──────── The records ────────

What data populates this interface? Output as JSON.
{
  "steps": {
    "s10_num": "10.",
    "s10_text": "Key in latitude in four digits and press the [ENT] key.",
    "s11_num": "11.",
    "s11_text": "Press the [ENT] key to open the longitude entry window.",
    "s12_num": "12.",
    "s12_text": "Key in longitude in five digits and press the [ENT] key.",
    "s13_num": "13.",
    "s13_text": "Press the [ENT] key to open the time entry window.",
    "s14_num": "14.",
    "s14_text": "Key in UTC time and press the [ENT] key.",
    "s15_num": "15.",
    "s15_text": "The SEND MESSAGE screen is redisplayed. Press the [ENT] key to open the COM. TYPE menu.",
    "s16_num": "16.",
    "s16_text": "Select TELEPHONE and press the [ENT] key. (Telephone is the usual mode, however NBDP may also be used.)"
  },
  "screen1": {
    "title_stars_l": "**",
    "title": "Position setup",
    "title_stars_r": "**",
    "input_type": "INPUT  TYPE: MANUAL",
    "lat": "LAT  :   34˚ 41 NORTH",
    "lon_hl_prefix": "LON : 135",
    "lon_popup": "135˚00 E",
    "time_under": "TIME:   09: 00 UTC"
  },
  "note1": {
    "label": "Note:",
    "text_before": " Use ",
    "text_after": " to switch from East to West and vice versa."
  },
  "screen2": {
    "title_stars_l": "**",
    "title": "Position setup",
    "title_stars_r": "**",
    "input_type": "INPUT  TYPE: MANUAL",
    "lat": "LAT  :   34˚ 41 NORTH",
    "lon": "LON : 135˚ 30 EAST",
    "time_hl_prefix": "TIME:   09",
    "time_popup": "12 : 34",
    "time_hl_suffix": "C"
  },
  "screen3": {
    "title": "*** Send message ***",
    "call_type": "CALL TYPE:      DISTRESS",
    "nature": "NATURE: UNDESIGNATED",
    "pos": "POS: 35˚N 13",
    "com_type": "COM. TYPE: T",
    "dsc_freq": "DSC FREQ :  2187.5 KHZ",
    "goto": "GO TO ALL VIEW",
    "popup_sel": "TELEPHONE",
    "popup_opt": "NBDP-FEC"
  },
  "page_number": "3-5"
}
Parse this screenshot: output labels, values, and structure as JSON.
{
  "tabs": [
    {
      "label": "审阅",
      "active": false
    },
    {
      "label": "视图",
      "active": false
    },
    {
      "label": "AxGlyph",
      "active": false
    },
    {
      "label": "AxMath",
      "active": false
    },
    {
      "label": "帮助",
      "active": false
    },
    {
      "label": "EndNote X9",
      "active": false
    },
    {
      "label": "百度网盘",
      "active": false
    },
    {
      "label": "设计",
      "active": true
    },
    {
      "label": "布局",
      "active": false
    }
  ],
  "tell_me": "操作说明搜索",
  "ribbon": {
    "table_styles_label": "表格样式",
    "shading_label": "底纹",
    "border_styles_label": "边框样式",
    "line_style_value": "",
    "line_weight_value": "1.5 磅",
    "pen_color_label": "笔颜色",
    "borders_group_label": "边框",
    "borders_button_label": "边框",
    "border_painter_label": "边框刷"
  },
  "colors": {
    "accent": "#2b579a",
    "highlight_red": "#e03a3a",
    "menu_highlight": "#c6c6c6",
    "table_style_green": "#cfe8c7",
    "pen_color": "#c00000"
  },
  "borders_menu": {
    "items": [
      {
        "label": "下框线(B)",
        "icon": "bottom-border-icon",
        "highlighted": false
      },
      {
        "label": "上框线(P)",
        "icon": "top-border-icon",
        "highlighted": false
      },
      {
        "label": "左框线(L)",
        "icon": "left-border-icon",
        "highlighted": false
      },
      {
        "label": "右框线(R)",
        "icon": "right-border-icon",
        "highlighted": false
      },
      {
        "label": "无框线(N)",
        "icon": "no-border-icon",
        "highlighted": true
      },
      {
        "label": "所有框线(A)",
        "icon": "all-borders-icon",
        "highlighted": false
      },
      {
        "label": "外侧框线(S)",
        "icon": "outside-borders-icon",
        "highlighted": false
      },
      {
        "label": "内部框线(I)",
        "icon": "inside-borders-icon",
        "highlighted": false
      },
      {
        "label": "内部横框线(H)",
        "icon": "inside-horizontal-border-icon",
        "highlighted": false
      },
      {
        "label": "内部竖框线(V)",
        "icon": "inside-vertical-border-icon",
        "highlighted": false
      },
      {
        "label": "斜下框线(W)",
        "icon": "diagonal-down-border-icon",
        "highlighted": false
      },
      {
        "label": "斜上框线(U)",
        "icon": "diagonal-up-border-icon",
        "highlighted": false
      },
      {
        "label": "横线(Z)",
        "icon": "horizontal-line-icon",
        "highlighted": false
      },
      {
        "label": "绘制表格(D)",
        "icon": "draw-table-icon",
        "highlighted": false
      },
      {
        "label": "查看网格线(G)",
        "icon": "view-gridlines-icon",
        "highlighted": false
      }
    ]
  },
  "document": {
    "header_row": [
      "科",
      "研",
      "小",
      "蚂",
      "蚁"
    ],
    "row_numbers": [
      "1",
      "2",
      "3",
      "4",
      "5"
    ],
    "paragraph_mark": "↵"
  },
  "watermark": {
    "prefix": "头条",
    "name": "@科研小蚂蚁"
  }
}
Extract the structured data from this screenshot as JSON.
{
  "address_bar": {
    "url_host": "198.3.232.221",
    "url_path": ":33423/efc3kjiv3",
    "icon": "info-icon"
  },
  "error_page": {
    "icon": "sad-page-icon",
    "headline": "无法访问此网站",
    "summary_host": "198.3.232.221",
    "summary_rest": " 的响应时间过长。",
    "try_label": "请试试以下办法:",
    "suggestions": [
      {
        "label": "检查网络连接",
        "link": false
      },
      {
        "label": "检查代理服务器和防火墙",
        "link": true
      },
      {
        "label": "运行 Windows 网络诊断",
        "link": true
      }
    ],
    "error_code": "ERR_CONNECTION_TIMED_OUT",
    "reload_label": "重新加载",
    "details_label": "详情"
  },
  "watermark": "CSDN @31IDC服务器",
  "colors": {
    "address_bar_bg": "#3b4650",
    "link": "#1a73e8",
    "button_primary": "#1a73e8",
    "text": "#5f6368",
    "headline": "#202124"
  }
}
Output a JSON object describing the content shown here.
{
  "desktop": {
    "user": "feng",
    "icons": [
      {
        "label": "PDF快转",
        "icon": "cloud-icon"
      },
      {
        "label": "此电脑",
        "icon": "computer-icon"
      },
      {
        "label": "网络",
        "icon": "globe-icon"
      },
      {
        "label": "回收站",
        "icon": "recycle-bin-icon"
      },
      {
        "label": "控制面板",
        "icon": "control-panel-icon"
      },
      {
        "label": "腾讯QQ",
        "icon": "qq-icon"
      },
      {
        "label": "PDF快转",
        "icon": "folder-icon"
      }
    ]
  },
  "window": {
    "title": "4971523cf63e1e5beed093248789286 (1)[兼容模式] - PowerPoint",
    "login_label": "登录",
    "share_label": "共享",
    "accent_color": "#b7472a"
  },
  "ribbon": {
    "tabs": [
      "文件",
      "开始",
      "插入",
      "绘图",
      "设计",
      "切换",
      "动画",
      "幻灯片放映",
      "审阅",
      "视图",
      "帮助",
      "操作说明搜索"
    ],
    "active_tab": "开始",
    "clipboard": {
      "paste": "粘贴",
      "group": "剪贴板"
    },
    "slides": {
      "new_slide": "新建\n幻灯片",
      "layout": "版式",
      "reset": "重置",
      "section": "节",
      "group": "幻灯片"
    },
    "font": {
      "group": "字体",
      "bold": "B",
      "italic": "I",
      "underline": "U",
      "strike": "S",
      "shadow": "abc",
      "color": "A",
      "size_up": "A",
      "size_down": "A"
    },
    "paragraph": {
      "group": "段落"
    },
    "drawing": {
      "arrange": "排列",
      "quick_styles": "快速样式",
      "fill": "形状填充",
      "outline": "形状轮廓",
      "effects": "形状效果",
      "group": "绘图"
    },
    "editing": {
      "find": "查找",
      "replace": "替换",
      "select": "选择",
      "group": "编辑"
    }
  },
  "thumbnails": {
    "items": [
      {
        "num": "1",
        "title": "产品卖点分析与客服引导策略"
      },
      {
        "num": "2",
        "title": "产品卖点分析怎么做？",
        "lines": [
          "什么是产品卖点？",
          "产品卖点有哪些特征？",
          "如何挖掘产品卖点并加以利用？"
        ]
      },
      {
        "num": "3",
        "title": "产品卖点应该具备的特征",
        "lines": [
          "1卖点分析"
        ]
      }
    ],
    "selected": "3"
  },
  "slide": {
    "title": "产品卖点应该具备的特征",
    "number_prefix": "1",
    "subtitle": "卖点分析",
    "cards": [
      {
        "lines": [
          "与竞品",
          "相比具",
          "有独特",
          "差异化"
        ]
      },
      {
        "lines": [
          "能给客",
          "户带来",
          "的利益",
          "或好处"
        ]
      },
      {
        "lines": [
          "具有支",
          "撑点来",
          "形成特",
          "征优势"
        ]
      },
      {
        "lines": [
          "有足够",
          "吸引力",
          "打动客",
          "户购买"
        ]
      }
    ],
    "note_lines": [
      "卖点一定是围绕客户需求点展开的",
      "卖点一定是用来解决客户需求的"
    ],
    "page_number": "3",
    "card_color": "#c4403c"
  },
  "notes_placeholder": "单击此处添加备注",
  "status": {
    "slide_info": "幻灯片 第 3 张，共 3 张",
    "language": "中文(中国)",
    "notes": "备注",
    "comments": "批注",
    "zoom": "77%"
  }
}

────────

Exercise goal :: Show all lines from the records above where the word "产品卖点应该具备的特征" occurs.

Task response ::
        "title": "产品卖点应该具备的特征",
    "title": "产品卖点应该具备的特征",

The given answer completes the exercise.